EXERCISE DIRECTIONS – Restate the whole of the material. Keep every word, and drop the pictures.

Data records:
※
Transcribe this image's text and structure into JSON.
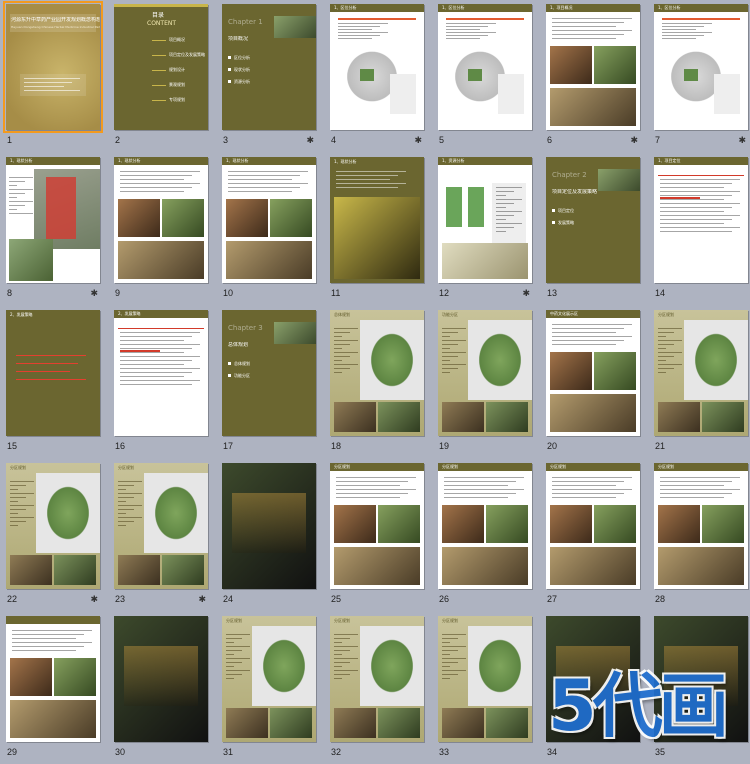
{
  "colors": {
    "olive": "#6b6630",
    "olive_dark": "#4e4a1f",
    "olive_light": "#b5b077",
    "gold": "#c8b54a",
    "photo_dark": "#2b2a16",
    "map_green": "#5f8a46",
    "selection": "#f39a1e"
  },
  "slides": [
    {
      "n": "1",
      "star": "",
      "kind": "cover",
      "title": "河源东升中草药产业园开发规划概念构想",
      "subtitle": "Heyuan Dongsheng Chinese Herbal Medicine Industrial Park Planning Concept"
    },
    {
      "n": "2",
      "star": "",
      "kind": "contents",
      "title": "目录",
      "title2": "CONTENT",
      "items": [
        "项目概况",
        "项目定位及发展策略",
        "规划设计",
        "景观规划",
        "专项规划"
      ]
    },
    {
      "n": "3",
      "star": "✱",
      "kind": "chapter",
      "chapter": "Chapter 1",
      "title": "项目概况",
      "items": [
        "区位分析",
        "现状分析",
        "资源分析"
      ]
    },
    {
      "n": "4",
      "star": "✱",
      "kind": "map",
      "title": "1、区位分析"
    },
    {
      "n": "5",
      "star": "",
      "kind": "map",
      "title": "1、区位分析"
    },
    {
      "n": "6",
      "star": "✱",
      "kind": "photo",
      "title": "1、项目概况"
    },
    {
      "n": "7",
      "star": "✱",
      "kind": "map",
      "title": "1、区位分析"
    },
    {
      "n": "8",
      "star": "✱",
      "kind": "terrain",
      "title": "1、现状分析"
    },
    {
      "n": "9",
      "star": "",
      "kind": "photo",
      "title": "1、现状分析"
    },
    {
      "n": "10",
      "star": "",
      "kind": "photo",
      "title": "1、现状分析"
    },
    {
      "n": "11",
      "star": "",
      "kind": "olivephoto",
      "title": "1、现状分析"
    },
    {
      "n": "12",
      "star": "✱",
      "kind": "diagram",
      "title": "1、资源分析"
    },
    {
      "n": "13",
      "star": "",
      "kind": "chapter",
      "chapter": "Chapter 2",
      "title": "项目定位及发展策略",
      "items": [
        "项目定位",
        "发展策略"
      ]
    },
    {
      "n": "14",
      "star": "",
      "kind": "textslide",
      "title": "1、项目定位"
    },
    {
      "n": "15",
      "star": "",
      "kind": "olivetext",
      "title": "2、发展策略"
    },
    {
      "n": "16",
      "star": "",
      "kind": "textslide",
      "title": "2、发展策略"
    },
    {
      "n": "17",
      "star": "",
      "kind": "chapter",
      "chapter": "Chapter 3",
      "title": "总体规划",
      "items": [
        "总体规划",
        "功能分区"
      ]
    },
    {
      "n": "18",
      "star": "",
      "kind": "planmap",
      "title": "总体规划"
    },
    {
      "n": "19",
      "star": "",
      "kind": "planmap",
      "title": "功能分区"
    },
    {
      "n": "20",
      "star": "",
      "kind": "photo",
      "title": "中药文化展示区"
    },
    {
      "n": "21",
      "star": "",
      "kind": "planmap",
      "title": "分区规划"
    },
    {
      "n": "22",
      "star": "✱",
      "kind": "planmap",
      "title": "分区规划"
    },
    {
      "n": "23",
      "star": "✱",
      "kind": "planmap",
      "title": "分区规划"
    },
    {
      "n": "24",
      "star": "",
      "kind": "darkphoto",
      "title": ""
    },
    {
      "n": "25",
      "star": "",
      "kind": "photo",
      "title": "分区规划"
    },
    {
      "n": "26",
      "star": "",
      "kind": "photo",
      "title": "分区规划"
    },
    {
      "n": "27",
      "star": "",
      "kind": "photo",
      "title": "分区规划"
    },
    {
      "n": "28",
      "star": "",
      "kind": "photo",
      "title": "分区规划"
    },
    {
      "n": "29",
      "star": "",
      "kind": "photo",
      "title": ""
    },
    {
      "n": "30",
      "star": "",
      "kind": "darkphoto",
      "title": ""
    },
    {
      "n": "31",
      "star": "",
      "kind": "planmap",
      "title": "分区规划"
    },
    {
      "n": "32",
      "star": "",
      "kind": "planmap",
      "title": "分区规划"
    },
    {
      "n": "33",
      "star": "",
      "kind": "planmap",
      "title": "分区规划"
    },
    {
      "n": "34",
      "star": "",
      "kind": "darkphoto",
      "title": ""
    },
    {
      "n": "35",
      "star": "",
      "kind": "darkphoto",
      "title": ""
    }
  ],
  "watermark": "5代画"
}
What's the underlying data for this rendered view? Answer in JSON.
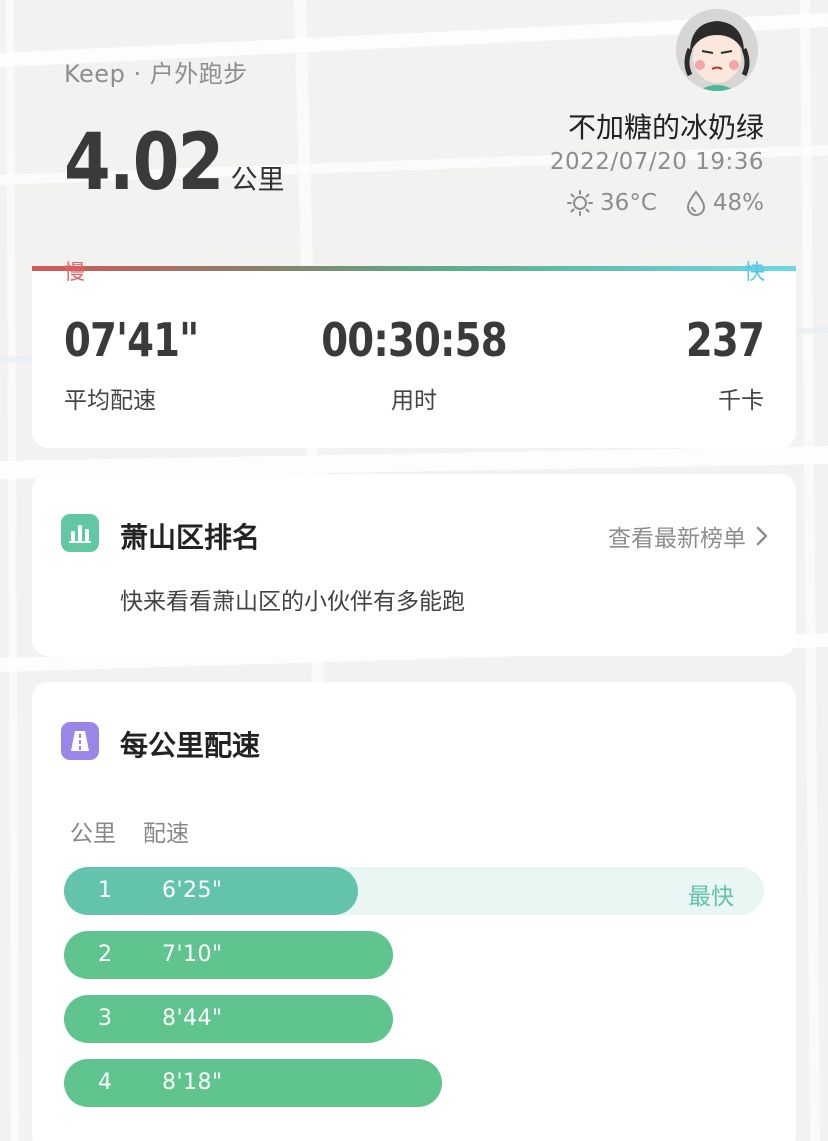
※
THE OUTPUT –
Transcribe this image's text and structure into JSON.
{
  "colors": {
    "olive": "#6b6630",
    "olive_dark": "#4e4a1f",
    "olive_light": "#b5b077",
    "gold": "#c8b54a",
    "photo_dark": "#2b2a16",
    "map_green": "#5f8a46",
    "selection": "#f39a1e"
  },
  "slides": [
    {
      "n": "1",
      "star": "",
      "kind": "cover",
      "title": "河源东升中草药产业园开发规划概念构想",
      "subtitle": "Heyuan Dongsheng Chinese Herbal Medicine Industrial Park Planning Concept"
    },
    {
      "n": "2",
      "star": "",
      "kind": "contents",
      "title": "目录",
      "title2": "CONTENT",
      "items": [
        "项目概况",
        "项目定位及发展策略",
        "规划设计",
        "景观规划",
        "专项规划"
      ]
    },
    {
      "n": "3",
      "star": "✱",
      "kind": "chapter",
      "chapter": "Chapter 1",
      "title": "项目概况",
      "items": [
        "区位分析",
        "现状分析",
        "资源分析"
      ]
    },
    {
      "n": "4",
      "star": "✱",
      "kind": "map",
      "title": "1、区位分析"
    },
    {
      "n": "5",
      "star": "",
      "kind": "map",
      "title": "1、区位分析"
    },
    {
      "n": "6",
      "star": "✱",
      "kind": "photo",
      "title": "1、项目概况"
    },
    {
      "n": "7",
      "star": "✱",
      "kind": "map",
      "title": "1、区位分析"
    },
    {
      "n": "8",
      "star": "✱",
      "kind": "terrain",
      "title": "1、现状分析"
    },
    {
      "n": "9",
      "star": "",
      "kind": "photo",
      "title": "1、现状分析"
    },
    {
      "n": "10",
      "star": "",
      "kind": "photo",
      "title": "1、现状分析"
    },
    {
      "n": "11",
      "star": "",
      "kind": "olivephoto",
      "title": "1、现状分析"
    },
    {
      "n": "12",
      "star": "✱",
      "kind": "diagram",
      "title": "1、资源分析"
    },
    {
      "n": "13",
      "star": "",
      "kind": "chapter",
      "chapter": "Chapter 2",
      "title": "项目定位及发展策略",
      "items": [
        "项目定位",
        "发展策略"
      ]
    },
    {
      "n": "14",
      "star": "",
      "kind": "textslide",
      "title": "1、项目定位"
    },
    {
      "n": "15",
      "star": "",
      "kind": "olivetext",
      "title": "2、发展策略"
    },
    {
      "n": "16",
      "star": "",
      "kind": "textslide",
      "title": "2、发展策略"
    },
    {
      "n": "17",
      "star": "",
      "kind": "chapter",
      "chapter": "Chapter 3",
      "title": "总体规划",
      "items": [
        "总体规划",
        "功能分区"
      ]
    },
    {
      "n": "18",
      "star": "",
      "kind": "planmap",
      "title": "总体规划"
    },
    {
      "n": "19",
      "star": "",
      "kind": "planmap",
      "title": "功能分区"
    },
    {
      "n": "20",
      "star": "",
      "kind": "photo",
      "title": "中药文化展示区"
    },
    {
      "n": "21",
      "star": "",
      "kind": "planmap",
      "title": "分区规划"
    },
    {
      "n": "22",
      "star": "✱",
      "kind": "planmap",
      "title": "分区规划"
    },
    {
      "n": "23",
      "star": "✱",
      "kind": "planmap",
      "title": "分区规划"
    },
    {
      "n": "24",
      "star": "",
      "kind": "darkphoto",
      "title": ""
    },
    {
      "n": "25",
      "star": "",
      "kind": "photo",
      "title": "分区规划"
    },
    {
      "n": "26",
      "star": "",
      "kind": "photo",
      "title": "分区规划"
    },
    {
      "n": "27",
      "star": "",
      "kind": "photo",
      "title": "分区规划"
    },
    {
      "n": "28",
      "star": "",
      "kind": "photo",
      "title": "分区规划"
    },
    {
      "n": "29",
      "star": "",
      "kind": "photo",
      "title": ""
    },
    {
      "n": "30",
      "star": "",
      "kind": "darkphoto",
      "title": ""
    },
    {
      "n": "31",
      "star": "",
      "kind": "planmap",
      "title": "分区规划"
    },
    {
      "n": "32",
      "star": "",
      "kind": "planmap",
      "title": "分区规划"
    },
    {
      "n": "33",
      "star": "",
      "kind": "planmap",
      "title": "分区规划"
    },
    {
      "n": "34",
      "star": "",
      "kind": "darkphoto",
      "title": ""
    },
    {
      "n": "35",
      "star": "",
      "kind": "darkphoto",
      "title": ""
    }
  ],
  "watermark": "5代画"
}
What's the underlying data for this rendered view? Answer in JSON.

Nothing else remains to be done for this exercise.